EXCERPTED DATA:
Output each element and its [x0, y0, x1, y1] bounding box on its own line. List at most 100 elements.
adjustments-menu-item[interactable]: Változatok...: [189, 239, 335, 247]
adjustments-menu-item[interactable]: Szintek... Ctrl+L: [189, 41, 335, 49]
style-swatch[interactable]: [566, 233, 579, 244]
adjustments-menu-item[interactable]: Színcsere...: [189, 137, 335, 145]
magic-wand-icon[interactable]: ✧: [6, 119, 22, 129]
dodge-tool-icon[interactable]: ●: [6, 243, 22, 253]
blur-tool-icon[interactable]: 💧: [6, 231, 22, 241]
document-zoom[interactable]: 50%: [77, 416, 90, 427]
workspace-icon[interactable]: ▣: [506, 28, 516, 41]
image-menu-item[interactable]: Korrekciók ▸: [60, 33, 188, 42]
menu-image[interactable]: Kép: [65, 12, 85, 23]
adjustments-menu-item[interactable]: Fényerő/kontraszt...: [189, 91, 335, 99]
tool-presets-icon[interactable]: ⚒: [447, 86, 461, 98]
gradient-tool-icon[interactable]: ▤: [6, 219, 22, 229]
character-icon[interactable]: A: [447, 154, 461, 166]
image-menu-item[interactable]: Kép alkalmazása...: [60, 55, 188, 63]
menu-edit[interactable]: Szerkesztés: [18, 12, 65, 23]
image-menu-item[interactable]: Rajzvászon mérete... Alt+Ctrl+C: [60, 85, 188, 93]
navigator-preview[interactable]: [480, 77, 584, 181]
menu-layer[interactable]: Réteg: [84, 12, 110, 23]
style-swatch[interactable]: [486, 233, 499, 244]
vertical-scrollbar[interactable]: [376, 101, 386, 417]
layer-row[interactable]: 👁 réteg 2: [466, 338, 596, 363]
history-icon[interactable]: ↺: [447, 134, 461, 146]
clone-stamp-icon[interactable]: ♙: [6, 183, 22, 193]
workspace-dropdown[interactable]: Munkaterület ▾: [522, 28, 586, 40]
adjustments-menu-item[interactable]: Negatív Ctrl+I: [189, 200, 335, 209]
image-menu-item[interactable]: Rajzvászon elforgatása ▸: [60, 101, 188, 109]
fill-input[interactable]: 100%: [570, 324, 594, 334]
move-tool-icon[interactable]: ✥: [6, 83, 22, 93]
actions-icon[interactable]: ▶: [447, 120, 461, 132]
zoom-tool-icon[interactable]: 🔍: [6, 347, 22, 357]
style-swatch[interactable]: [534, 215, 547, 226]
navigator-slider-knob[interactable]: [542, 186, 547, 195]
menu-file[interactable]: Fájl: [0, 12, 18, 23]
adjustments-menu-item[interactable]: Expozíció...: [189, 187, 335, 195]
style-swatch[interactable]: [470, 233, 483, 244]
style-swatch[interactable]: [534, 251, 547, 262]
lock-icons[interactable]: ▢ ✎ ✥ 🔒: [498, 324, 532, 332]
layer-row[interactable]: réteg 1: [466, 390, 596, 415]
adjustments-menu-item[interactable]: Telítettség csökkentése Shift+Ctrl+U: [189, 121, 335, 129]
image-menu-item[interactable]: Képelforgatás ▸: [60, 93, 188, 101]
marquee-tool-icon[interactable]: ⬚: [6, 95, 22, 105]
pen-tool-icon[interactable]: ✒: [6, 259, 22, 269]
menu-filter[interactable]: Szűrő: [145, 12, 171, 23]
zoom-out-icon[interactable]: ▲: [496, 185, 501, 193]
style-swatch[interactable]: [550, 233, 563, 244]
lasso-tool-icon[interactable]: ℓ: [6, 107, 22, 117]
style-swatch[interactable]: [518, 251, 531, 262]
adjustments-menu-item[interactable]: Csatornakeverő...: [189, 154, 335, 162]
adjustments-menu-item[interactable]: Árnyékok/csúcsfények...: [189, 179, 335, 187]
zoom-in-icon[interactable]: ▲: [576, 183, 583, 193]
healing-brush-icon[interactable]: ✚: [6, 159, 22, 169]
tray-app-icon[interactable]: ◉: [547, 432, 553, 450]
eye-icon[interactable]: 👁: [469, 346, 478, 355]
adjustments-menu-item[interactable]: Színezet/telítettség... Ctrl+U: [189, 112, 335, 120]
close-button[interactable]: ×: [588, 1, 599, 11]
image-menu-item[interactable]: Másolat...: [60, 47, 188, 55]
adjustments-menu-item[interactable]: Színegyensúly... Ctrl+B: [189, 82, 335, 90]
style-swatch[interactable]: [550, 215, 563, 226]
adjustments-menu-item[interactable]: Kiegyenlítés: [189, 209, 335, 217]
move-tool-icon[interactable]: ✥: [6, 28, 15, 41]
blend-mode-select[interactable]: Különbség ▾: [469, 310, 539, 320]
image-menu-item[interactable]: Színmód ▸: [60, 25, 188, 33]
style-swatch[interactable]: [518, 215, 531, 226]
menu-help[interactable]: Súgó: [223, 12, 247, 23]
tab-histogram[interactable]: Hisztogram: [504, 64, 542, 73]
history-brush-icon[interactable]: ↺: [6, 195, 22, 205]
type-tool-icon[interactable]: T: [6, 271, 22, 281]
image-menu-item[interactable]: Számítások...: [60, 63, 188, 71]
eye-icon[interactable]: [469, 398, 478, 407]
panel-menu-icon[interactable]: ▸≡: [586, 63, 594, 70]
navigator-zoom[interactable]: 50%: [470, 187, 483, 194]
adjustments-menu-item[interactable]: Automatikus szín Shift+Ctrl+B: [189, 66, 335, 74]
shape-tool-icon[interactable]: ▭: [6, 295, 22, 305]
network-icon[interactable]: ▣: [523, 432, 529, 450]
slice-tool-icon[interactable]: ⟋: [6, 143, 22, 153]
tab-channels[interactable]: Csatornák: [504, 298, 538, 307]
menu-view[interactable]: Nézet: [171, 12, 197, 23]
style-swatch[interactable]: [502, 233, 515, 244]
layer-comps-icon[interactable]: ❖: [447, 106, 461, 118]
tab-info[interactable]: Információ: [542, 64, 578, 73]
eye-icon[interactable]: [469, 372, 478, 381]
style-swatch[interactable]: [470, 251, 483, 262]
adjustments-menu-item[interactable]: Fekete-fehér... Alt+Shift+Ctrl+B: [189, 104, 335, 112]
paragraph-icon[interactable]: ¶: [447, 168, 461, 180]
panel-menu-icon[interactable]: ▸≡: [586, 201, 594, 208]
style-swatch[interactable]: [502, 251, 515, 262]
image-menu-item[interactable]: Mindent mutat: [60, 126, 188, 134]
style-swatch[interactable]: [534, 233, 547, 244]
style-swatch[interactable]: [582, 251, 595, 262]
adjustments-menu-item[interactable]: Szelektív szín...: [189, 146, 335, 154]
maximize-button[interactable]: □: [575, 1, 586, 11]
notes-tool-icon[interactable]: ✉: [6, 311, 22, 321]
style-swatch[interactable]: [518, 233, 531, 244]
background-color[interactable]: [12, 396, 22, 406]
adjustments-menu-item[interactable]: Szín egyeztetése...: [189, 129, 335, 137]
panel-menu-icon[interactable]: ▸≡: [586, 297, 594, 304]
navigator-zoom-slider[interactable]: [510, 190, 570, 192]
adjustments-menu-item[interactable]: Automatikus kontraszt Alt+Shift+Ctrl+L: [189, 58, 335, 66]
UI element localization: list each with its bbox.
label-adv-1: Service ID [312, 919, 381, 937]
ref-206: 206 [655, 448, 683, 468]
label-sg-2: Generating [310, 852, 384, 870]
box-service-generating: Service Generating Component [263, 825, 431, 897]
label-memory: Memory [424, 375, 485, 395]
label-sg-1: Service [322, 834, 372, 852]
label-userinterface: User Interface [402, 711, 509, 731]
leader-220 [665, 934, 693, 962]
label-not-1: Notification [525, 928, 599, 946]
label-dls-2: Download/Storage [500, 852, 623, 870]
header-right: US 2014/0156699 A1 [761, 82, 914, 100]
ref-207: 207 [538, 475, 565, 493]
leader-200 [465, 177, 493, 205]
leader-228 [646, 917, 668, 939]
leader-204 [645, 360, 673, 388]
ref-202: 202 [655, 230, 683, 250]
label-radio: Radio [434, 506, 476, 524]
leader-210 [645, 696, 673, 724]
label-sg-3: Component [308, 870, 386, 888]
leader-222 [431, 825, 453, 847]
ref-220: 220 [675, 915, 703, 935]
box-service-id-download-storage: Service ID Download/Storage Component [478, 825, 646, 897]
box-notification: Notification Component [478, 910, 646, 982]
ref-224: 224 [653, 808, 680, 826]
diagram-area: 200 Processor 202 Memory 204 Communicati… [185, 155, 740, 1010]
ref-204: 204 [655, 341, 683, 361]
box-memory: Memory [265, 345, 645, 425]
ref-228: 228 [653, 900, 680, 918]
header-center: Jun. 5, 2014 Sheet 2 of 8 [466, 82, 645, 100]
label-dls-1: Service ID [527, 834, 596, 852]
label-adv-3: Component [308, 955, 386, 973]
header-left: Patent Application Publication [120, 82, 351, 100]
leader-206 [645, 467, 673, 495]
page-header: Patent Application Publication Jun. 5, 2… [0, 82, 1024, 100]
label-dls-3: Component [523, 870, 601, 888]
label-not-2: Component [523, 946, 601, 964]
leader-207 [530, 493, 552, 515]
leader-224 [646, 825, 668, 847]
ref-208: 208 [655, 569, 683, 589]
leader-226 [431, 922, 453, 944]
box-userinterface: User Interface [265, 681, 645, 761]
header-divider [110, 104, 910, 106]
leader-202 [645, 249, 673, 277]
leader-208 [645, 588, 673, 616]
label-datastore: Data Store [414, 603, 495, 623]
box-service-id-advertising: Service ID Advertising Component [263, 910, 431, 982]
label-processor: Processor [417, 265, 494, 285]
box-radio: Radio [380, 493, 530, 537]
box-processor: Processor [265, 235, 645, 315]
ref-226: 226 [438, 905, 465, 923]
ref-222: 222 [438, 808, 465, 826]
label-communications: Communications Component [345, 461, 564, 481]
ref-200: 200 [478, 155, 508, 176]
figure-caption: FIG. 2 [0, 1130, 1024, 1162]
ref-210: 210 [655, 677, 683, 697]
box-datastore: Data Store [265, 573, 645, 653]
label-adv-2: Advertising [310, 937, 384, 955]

WRITTEN PROBLEM: Retype the records from the very first line down to and including the line containing "gradient-tool-icon[interactable]: ▤: [6, 219, 22, 229]", reproducing each line character for character.

REPLY:
Output each element and its [x0, y0, x1, y1] bounding box on its own line. List at most 100 elements.
adjustments-menu-item[interactable]: Változatok...: [189, 239, 335, 247]
adjustments-menu-item[interactable]: Szintek... Ctrl+L: [189, 41, 335, 49]
style-swatch[interactable]: [566, 233, 579, 244]
adjustments-menu-item[interactable]: Színcsere...: [189, 137, 335, 145]
magic-wand-icon[interactable]: ✧: [6, 119, 22, 129]
dodge-tool-icon[interactable]: ●: [6, 243, 22, 253]
blur-tool-icon[interactable]: 💧: [6, 231, 22, 241]
document-zoom[interactable]: 50%: [77, 416, 90, 427]
workspace-icon[interactable]: ▣: [506, 28, 516, 41]
image-menu-item[interactable]: Korrekciók ▸: [60, 33, 188, 42]
menu-image[interactable]: Kép: [65, 12, 85, 23]
adjustments-menu-item[interactable]: Fényerő/kontraszt...: [189, 91, 335, 99]
tool-presets-icon[interactable]: ⚒: [447, 86, 461, 98]
gradient-tool-icon[interactable]: ▤: [6, 219, 22, 229]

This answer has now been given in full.